● To be done
Copy every line of the listing that holds the string "totalspread".
┄┄┄┄┄┄┄┄┄┄
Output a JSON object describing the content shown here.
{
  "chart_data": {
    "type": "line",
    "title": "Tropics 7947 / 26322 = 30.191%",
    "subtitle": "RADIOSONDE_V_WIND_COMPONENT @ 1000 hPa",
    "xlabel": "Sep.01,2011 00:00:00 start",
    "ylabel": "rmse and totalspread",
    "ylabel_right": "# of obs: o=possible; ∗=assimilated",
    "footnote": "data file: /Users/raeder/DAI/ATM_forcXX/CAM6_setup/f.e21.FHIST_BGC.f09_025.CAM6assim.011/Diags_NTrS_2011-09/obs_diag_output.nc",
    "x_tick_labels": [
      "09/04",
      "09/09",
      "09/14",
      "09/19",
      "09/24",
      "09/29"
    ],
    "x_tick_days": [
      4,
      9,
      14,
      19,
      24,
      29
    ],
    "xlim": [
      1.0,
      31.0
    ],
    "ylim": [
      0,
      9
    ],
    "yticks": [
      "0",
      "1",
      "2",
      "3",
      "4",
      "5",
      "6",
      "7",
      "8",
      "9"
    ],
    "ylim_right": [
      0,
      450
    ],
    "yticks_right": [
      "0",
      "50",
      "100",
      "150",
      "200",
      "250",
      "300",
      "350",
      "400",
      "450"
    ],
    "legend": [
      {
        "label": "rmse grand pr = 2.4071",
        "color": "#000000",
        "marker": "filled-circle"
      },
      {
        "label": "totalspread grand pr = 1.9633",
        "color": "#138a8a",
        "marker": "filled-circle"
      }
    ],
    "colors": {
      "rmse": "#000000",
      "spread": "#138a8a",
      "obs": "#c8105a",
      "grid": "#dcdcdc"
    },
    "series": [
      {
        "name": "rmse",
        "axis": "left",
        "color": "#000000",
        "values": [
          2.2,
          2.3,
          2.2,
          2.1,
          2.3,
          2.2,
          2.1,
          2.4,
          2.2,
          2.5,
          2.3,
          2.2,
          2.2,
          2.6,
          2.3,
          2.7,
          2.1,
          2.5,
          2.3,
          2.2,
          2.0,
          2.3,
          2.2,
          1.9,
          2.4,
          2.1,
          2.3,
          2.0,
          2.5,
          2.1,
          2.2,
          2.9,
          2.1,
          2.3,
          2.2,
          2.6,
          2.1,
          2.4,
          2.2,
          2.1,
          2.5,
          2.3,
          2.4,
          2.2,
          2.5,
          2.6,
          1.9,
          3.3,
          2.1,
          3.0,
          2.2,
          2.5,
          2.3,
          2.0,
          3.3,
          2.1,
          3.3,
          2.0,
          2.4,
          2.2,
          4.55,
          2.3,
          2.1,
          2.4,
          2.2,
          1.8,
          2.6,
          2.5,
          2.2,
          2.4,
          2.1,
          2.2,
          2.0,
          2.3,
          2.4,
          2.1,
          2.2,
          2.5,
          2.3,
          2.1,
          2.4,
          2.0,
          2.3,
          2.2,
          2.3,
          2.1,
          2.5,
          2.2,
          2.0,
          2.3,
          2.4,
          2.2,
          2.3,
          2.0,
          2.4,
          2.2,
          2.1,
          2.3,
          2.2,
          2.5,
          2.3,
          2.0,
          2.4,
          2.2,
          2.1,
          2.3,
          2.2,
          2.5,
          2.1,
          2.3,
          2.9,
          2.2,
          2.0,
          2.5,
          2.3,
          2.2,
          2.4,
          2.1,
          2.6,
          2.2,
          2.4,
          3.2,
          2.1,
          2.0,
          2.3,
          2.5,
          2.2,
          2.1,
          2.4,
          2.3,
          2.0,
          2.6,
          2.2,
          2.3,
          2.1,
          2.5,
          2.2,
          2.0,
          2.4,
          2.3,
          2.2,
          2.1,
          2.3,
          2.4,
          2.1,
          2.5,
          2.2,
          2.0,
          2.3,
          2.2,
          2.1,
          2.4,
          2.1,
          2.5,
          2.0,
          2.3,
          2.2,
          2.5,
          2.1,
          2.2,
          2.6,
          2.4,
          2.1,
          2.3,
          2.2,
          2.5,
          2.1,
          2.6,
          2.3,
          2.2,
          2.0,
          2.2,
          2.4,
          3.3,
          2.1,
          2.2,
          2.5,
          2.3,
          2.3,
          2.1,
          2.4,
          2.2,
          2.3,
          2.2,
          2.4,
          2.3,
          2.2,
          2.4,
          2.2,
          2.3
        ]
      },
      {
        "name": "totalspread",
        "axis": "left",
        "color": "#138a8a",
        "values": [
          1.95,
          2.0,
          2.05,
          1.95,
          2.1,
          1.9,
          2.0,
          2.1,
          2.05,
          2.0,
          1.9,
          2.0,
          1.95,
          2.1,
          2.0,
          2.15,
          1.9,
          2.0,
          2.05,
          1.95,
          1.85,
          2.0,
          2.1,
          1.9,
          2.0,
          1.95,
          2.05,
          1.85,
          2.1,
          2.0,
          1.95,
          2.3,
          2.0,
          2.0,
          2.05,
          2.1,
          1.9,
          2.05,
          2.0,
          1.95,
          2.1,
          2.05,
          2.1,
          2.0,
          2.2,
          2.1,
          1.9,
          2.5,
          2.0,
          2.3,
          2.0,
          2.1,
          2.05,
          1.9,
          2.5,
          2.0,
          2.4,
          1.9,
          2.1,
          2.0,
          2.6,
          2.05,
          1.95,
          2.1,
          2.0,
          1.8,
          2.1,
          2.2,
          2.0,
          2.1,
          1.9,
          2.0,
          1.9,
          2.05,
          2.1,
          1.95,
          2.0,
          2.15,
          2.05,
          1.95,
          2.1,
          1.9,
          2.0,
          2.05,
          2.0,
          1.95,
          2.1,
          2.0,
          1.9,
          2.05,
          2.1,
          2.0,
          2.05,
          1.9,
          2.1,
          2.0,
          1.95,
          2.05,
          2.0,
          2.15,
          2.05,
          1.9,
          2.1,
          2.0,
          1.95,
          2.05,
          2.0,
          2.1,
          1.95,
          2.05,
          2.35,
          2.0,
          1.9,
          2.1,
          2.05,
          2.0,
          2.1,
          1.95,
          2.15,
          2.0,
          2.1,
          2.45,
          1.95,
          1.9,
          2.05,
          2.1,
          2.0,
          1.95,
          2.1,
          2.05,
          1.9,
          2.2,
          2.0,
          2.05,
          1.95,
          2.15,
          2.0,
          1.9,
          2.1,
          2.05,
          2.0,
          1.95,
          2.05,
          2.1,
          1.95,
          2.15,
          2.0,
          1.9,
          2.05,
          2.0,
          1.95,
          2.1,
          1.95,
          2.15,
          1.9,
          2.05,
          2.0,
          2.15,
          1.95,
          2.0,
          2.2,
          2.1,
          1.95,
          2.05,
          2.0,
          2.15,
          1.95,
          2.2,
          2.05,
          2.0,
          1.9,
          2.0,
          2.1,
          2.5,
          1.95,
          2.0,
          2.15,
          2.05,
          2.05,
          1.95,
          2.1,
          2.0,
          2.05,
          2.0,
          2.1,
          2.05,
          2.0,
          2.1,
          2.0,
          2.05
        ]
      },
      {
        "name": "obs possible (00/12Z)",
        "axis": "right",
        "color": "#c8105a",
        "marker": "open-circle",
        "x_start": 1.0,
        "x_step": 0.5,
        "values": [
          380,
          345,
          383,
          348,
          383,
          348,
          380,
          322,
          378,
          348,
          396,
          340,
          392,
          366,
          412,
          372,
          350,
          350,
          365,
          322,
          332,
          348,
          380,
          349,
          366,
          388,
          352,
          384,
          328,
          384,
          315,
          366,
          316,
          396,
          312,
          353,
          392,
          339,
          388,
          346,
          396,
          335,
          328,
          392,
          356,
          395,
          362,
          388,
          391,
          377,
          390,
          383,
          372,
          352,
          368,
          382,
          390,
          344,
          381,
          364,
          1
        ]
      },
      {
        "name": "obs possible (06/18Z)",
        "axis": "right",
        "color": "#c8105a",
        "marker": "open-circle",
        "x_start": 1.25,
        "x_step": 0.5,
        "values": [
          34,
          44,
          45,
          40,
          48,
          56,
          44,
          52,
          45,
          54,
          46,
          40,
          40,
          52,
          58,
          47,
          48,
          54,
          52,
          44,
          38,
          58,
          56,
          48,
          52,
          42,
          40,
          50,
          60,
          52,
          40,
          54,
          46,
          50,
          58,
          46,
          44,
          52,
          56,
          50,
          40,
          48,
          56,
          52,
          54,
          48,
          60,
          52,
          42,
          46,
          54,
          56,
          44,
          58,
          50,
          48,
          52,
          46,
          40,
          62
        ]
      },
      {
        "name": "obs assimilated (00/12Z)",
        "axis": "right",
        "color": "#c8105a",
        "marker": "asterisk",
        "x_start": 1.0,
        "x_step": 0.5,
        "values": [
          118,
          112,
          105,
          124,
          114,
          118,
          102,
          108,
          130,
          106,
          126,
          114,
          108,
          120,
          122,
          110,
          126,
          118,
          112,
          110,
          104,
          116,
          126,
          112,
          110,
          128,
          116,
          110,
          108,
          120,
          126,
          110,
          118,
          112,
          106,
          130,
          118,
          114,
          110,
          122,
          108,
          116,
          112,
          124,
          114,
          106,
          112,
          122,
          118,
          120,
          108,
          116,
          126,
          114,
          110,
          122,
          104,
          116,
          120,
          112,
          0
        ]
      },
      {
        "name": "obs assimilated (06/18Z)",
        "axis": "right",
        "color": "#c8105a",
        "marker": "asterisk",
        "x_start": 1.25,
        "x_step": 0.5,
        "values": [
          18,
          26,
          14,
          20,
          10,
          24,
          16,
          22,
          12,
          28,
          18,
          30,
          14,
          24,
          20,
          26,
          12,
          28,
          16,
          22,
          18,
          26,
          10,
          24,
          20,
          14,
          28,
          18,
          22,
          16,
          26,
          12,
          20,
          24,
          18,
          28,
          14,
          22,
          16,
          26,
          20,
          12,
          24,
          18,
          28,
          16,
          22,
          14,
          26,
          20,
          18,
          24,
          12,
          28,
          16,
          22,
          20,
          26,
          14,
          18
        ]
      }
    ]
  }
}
┄┄┄┄┄┄┄┄┄┄
● In response
    "ylabel": "rmse and totalspread",
        "label": "totalspread grand pr = 1.9633",
        "name": "totalspread",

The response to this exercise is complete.